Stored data
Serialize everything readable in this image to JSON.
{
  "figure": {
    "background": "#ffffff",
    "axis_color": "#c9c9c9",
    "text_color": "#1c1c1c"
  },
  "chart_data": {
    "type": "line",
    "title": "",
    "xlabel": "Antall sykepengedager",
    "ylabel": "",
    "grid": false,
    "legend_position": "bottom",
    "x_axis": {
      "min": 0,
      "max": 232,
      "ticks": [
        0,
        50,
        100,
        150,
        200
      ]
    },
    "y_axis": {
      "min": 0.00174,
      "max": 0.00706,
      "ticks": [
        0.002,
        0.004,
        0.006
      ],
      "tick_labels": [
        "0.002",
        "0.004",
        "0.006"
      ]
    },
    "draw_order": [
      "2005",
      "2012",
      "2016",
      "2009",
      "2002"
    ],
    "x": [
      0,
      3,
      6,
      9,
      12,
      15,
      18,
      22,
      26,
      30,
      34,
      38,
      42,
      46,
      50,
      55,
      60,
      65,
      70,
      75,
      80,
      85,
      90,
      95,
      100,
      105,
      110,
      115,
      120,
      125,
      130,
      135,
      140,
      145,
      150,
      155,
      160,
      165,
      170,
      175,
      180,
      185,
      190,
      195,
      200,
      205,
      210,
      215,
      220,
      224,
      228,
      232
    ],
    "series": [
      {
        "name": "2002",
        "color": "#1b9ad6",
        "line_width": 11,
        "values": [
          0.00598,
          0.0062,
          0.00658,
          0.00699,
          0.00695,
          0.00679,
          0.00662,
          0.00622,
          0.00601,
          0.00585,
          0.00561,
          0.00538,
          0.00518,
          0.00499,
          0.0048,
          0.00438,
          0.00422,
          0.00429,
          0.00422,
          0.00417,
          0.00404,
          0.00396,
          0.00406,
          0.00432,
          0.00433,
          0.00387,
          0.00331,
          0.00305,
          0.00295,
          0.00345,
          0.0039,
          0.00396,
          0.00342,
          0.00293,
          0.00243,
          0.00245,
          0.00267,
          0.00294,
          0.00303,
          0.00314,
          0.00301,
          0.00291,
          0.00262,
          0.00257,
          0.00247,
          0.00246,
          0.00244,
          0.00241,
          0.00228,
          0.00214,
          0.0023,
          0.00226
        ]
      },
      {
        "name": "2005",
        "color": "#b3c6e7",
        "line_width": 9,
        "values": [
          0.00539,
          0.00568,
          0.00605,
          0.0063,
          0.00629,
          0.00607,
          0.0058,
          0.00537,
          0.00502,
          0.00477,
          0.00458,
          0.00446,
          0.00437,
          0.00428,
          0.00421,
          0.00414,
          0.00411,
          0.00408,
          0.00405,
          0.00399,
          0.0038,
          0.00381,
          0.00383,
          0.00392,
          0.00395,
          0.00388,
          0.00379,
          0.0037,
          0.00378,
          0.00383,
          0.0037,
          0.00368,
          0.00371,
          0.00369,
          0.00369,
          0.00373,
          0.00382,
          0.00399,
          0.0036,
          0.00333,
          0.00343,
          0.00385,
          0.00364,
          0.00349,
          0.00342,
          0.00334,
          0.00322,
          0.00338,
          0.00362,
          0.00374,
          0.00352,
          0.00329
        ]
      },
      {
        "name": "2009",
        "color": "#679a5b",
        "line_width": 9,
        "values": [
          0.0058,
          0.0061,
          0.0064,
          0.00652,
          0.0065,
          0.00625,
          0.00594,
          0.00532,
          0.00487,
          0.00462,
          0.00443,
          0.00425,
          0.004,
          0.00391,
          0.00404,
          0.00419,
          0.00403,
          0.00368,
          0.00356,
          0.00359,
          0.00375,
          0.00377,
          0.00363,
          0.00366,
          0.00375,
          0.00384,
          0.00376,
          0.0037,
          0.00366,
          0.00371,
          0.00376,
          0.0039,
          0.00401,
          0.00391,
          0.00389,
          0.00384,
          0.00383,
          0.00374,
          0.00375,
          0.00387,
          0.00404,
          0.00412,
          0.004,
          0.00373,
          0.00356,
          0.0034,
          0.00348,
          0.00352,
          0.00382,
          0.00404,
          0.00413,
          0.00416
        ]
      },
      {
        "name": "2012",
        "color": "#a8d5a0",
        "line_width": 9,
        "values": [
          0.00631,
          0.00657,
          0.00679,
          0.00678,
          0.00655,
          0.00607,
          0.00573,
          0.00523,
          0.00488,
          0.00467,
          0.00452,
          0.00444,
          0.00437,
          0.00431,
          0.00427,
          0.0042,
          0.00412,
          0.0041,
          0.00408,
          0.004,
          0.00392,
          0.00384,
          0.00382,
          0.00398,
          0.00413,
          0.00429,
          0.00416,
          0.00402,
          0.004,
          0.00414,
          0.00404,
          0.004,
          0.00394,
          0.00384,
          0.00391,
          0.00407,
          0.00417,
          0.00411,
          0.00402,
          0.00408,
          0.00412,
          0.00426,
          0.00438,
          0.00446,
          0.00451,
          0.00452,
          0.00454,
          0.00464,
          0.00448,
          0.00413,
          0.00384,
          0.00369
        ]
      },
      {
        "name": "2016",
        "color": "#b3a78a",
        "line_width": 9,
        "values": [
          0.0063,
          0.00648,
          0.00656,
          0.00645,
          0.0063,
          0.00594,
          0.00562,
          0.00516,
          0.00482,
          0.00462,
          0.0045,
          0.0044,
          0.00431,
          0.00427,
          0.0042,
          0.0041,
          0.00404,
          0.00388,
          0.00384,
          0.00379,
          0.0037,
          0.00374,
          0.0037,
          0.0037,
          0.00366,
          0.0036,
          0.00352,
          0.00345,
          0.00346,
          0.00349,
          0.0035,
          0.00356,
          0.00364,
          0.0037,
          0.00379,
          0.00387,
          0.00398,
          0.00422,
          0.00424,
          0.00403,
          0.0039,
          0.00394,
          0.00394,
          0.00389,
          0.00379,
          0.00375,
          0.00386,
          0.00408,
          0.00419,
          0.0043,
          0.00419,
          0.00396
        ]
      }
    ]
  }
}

Work to be completed: Check each line of the records for the word "name" and extract those that contain it.

Written response:
        "name": "2002",
        "name": "2005",
        "name": "2009",
        "name": "2012",
        "name": "2016",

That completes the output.